- **PROVIDED PASSAGE**
↓
Friday, February 03, 2012

Things I know: The first day of school 2012 edition

Here we go again!

Every year for the last six years the first day of school has meant mixed feelings for me. I'm excited because the boys are invariably excited and yet, yet there is a pang of 'are we still doing this?'

Long term readers will know I had planned to homeschool. I was homeschooling until Erik, one day, came to me with some well thought through arguments for me letting him try formal schooling. When we checked out the school the boys now go to, Luey also decided to go to school.

Our agreement was that they could go to school as long as they were happy to, but if they decided to go back to homeschooling, they were absolutely free to do so. I really didn't think they'd last at school. I thought the novelty would wear off. It didn't.

Bryn could not wait to go to school. In fact, he begged me to let him go to kindergarten - which the others had not gone to. Bryn loves school, too.

I haven't signed Ari up for kindergarten yet, I should have signed him up by his second birthday, so that boat has long sailed. I'm still in two minds about him going to kinder. Who knows, he might not want to go to school.

So, today. I thought I'd share what I know about school on this first day of 2012.

  • I know even after 5 full years of my kids attending formal schooling, I'm still very ambivalent about it. It makes them happy, but I still mostly see the short comings of a system which must compromise far too much.
  • Over the past week each of my boys has come to me and said, 'I can't wait for school to start, I'm so excited!' I'm excited that they are excited. I love that they love going to school, especially when I see other children and parents struggle with their upset at the classroom door. I appreciate that they go with willingness and enthusiasm.
  • Today is my eldest's first day in his final year of primary school! I cannot believe how much he's grown since his first day of school when he was 7.5 years old! The thought of signing him up for a high school makes my stomach do somersaults over fluttering butterflies.
  • It's always lovely to walk in the school gate and be greeted by so many familiar faces - more and more familiar faces every year!
↑
- **SHORT EXERCISE 1**
Can you reproduce the whole blog post about the first day of school, word for word?
The blog post and the entries come from unrelated sources.

- **ENTRIES PROVIDED**
↓
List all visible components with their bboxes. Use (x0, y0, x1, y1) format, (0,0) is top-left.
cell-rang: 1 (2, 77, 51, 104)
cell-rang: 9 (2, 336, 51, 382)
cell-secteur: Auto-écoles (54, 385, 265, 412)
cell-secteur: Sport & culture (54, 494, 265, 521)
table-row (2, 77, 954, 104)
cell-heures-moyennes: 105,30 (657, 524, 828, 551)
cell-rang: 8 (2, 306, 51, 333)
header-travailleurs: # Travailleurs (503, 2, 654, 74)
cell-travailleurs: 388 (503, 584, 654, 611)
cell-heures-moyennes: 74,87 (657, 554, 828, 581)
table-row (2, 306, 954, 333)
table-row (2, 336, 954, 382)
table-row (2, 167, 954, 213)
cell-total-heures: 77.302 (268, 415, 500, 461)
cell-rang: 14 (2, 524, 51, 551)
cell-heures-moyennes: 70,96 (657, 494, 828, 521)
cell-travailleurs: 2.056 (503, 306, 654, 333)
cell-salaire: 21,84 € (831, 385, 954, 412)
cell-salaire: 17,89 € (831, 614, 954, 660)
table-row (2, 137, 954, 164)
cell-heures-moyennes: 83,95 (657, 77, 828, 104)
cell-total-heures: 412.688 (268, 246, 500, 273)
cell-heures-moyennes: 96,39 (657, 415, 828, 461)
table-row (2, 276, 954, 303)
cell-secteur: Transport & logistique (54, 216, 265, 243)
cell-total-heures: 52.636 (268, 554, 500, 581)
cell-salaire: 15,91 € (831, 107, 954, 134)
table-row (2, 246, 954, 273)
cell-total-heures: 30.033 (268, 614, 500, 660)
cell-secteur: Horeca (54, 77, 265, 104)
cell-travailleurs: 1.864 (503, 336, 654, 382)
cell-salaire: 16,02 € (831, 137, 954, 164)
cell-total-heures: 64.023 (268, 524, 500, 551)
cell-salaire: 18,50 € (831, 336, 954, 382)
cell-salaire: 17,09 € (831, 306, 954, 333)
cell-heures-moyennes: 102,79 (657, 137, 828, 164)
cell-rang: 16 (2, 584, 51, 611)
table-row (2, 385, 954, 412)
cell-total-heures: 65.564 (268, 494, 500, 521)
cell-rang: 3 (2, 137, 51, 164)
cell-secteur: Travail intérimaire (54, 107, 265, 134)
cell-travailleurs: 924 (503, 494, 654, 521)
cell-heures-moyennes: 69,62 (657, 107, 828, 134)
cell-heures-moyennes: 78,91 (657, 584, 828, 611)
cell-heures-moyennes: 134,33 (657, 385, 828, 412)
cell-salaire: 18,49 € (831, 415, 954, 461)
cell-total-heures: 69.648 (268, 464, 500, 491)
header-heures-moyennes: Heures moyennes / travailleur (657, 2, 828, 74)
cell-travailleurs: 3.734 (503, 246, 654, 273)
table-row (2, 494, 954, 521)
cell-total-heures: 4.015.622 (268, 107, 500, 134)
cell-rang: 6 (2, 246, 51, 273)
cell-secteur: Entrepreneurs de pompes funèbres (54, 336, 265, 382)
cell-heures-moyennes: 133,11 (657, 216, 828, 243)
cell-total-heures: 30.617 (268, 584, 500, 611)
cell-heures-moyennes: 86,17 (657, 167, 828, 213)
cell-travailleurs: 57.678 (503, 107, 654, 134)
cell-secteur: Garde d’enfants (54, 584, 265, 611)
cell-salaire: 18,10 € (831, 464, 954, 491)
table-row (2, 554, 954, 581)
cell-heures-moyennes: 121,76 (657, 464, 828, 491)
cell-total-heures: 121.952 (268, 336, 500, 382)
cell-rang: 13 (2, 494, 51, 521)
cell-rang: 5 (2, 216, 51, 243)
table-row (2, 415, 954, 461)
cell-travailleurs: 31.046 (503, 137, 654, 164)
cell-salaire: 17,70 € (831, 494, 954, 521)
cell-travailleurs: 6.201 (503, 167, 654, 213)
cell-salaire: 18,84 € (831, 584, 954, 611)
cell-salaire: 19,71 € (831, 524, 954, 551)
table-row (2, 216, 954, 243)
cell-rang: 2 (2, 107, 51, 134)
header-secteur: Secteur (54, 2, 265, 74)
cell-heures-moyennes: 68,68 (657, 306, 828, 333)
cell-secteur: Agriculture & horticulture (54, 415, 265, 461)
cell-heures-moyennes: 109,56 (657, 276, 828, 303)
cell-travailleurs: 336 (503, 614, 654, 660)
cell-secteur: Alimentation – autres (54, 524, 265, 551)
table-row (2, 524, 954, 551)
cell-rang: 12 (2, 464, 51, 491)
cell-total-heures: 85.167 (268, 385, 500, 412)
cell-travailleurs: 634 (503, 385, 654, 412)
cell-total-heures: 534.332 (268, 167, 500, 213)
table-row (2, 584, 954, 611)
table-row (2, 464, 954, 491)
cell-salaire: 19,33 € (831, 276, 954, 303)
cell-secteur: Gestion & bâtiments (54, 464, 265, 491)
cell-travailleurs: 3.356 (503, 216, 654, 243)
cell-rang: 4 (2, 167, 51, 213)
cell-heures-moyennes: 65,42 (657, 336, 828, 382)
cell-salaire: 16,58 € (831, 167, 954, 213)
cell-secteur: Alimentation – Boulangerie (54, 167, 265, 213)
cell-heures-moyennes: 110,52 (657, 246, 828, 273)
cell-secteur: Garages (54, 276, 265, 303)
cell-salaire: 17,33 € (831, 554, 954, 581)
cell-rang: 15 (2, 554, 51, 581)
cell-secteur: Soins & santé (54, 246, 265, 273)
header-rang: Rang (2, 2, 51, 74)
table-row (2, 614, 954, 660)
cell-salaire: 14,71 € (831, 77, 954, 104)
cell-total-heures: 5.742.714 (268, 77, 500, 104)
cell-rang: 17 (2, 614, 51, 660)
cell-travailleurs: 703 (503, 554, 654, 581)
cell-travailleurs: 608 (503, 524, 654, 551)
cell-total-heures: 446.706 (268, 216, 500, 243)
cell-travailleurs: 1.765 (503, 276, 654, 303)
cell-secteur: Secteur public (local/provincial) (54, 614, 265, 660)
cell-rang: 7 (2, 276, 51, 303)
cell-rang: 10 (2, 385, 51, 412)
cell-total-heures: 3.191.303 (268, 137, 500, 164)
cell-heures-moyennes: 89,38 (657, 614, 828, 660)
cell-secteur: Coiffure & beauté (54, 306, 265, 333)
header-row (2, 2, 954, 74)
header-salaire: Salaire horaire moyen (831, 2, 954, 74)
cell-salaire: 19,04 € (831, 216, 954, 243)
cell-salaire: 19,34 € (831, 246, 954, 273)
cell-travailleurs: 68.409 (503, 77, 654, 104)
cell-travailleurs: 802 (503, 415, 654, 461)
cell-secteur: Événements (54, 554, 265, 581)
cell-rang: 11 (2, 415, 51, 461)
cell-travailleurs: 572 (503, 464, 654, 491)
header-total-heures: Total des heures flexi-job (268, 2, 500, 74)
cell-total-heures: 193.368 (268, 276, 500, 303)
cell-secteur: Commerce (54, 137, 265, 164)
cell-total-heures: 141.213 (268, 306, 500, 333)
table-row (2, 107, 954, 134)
↑
- **SHORT EXERCISE 2**
Could you give back the entries verbatim, from the first line up to and including the line with "cell-rang: 14 (2, 524, 51, 551)"?

- **TASK RESPONSE 1**
Friday, February 03, 2012

Things I know: The first day of school 2012 edition

Here we go again!

Every year for the last six years the first day of school has meant mixed feelings for me. I'm excited because the boys are invariably excited and yet, yet there is a pang of 'are we still doing this?'

Long term readers will know I had planned to homeschool. I was homeschooling until Erik, one day, came to me with some well thought through arguments for me letting him try formal schooling. When we checked out the school the boys now go to, Luey also decided to go to school.

Our agreement was that they could go to school as long as they were happy to, but if they decided to go back to homeschooling, they were absolutely free to do so. I really didn't think they'd last at school. I thought the novelty would wear off. It didn't.

Bryn could not wait to go to school. In fact, he begged me to let him go to kindergarten - which the others had not gone to. Bryn loves school, too.

I haven't signed Ari up for kindergarten yet, I should have signed him up by his second birthday, so that boat has long sailed. I'm still in two minds about him going to kinder. Who knows, he might not want to go to school.

So, today. I thought I'd share what I know about school on this first day of 2012.

  • I know even after 5 full years of my kids attending formal schooling, I'm still very ambivalent about it. It makes them happy, but I still mostly see the short comings of a system which must compromise far too much.
  • Over the past week each of my boys has come to me and said, 'I can't wait for school to start, I'm so excited!' I'm excited that they are excited. I love that they love going to school, especially when I see other children and parents struggle with their upset at the classroom door. I appreciate that they go with willingness and enthusiasm.
  • Today is my eldest's first day in his final year of primary school! I cannot believe how much he's grown since his first day of school when he was 7.5 years old! The thought of signing him up for a high school makes my stomach do somersaults over fluttering butterflies.
  • It's always lovely to walk in the school gate and be greeted by so many familiar faces - more and more familiar faces every year!

- **TASK RESPONSE 2**
List all visible components with their bboxes. Use (x0, y0, x1, y1) format, (0,0) is top-left.
cell-rang: 1 (2, 77, 51, 104)
cell-rang: 9 (2, 336, 51, 382)
cell-secteur: Auto-écoles (54, 385, 265, 412)
cell-secteur: Sport & culture (54, 494, 265, 521)
table-row (2, 77, 954, 104)
cell-heures-moyennes: 105,30 (657, 524, 828, 551)
cell-rang: 8 (2, 306, 51, 333)
header-travailleurs: # Travailleurs (503, 2, 654, 74)
cell-travailleurs: 388 (503, 584, 654, 611)
cell-heures-moyennes: 74,87 (657, 554, 828, 581)
table-row (2, 306, 954, 333)
table-row (2, 336, 954, 382)
table-row (2, 167, 954, 213)
cell-total-heures: 77.302 (268, 415, 500, 461)
cell-rang: 14 (2, 524, 51, 551)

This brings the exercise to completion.